-- Begin GIVEN INFORMATION --
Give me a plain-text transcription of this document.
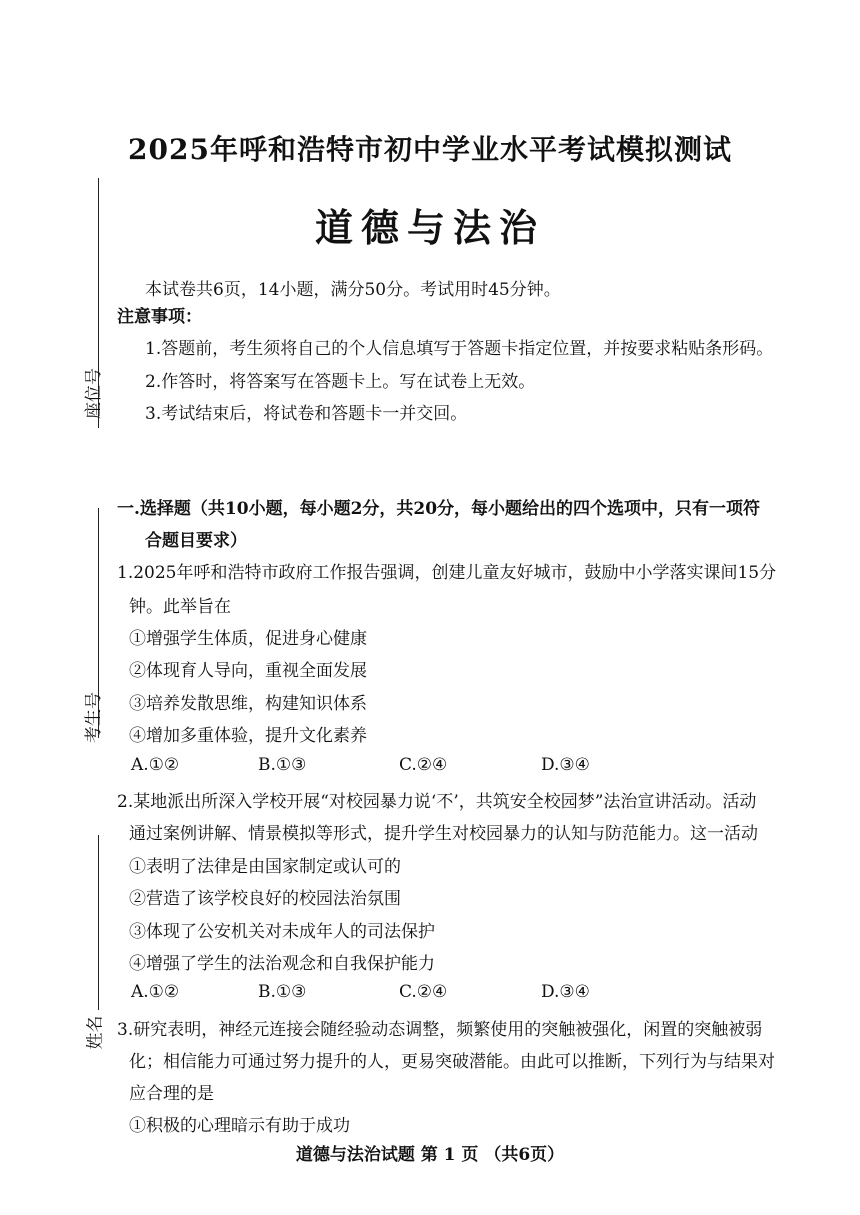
2025年呼和浩特市初中学业水平考试模拟测试
道德与法治
座位号
考生号
姓名
本试卷共6页，14小题，满分50分。考试用时45分钟。
注意事项：
1.答题前，考生须将自己的个人信息填写于答题卡指定位置，并按要求粘贴条形码。
2.作答时，将答案写在答题卡上。写在试卷上无效。
3.考试结束后，将试卷和答题卡一并交回。
一.选择题（共10小题，每小题2分，共20分，每小题给出的四个选项中，只有一项符
合题目要求）
1.2025年呼和浩特市政府工作报告强调，创建儿童友好城市，鼓励中小学落实课间15分
钟。此举旨在
①增强学生体质，促进身心健康
②体现育人导向，重视全面发展
③培养发散思维，构建知识体系
④增加多重体验，提升文化素养
A.①②	B.①③	C.②④	D.③④
2.某地派出所深入学校开展“对校园暴力说‘不’，共筑安全校园梦”法治宣讲活动。活动
通过案例讲解、情景模拟等形式，提升学生对校园暴力的认知与防范能力。这一活动
①表明了法律是由国家制定或认可的
②营造了该学校良好的校园法治氛围
③体现了公安机关对未成年人的司法保护
④增强了学生的法治观念和自我保护能力
A.①②	B.①③	C.②④	D.③④
3.研究表明，神经元连接会随经验动态调整，频繁使用的突触被强化，闲置的突触被弱
化；相信能力可通过努力提升的人，更易突破潜能。由此可以推断，下列行为与结果对
应合理的是
①积极的心理暗示有助于成功
道德与法治试题 第 1 页 （共6页）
-- End GIVEN INFORMATION --
TASK INSTRUCTIONS: Retype each line of the listing above word for word. Exclude the pictures.

RESPONSE TO THIS TASK:
Give me a plain-text transcription of this document.
2025年呼和浩特市初中学业水平考试模拟测试
道德与法治
座位号
考生号
姓名
本试卷共6页，14小题，满分50分。考试用时45分钟。
注意事项：
1.答题前，考生须将自己的个人信息填写于答题卡指定位置，并按要求粘贴条形码。
2.作答时，将答案写在答题卡上。写在试卷上无效。
3.考试结束后，将试卷和答题卡一并交回。
一.选择题（共10小题，每小题2分，共20分，每小题给出的四个选项中，只有一项符
合题目要求）
1.2025年呼和浩特市政府工作报告强调，创建儿童友好城市，鼓励中小学落实课间15分
钟。此举旨在
①增强学生体质，促进身心健康
②体现育人导向，重视全面发展
③培养发散思维，构建知识体系
④增加多重体验，提升文化素养
A.①②	B.①③	C.②④	D.③④
2.某地派出所深入学校开展“对校园暴力说‘不’，共筑安全校园梦”法治宣讲活动。活动
通过案例讲解、情景模拟等形式，提升学生对校园暴力的认知与防范能力。这一活动
①表明了法律是由国家制定或认可的
②营造了该学校良好的校园法治氛围
③体现了公安机关对未成年人的司法保护
④增强了学生的法治观念和自我保护能力
A.①②	B.①③	C.②④	D.③④
3.研究表明，神经元连接会随经验动态调整，频繁使用的突触被强化，闲置的突触被弱
化；相信能力可通过努力提升的人，更易突破潜能。由此可以推断，下列行为与结果对
应合理的是
①积极的心理暗示有助于成功
道德与法治试题 第 1 页 （共6页）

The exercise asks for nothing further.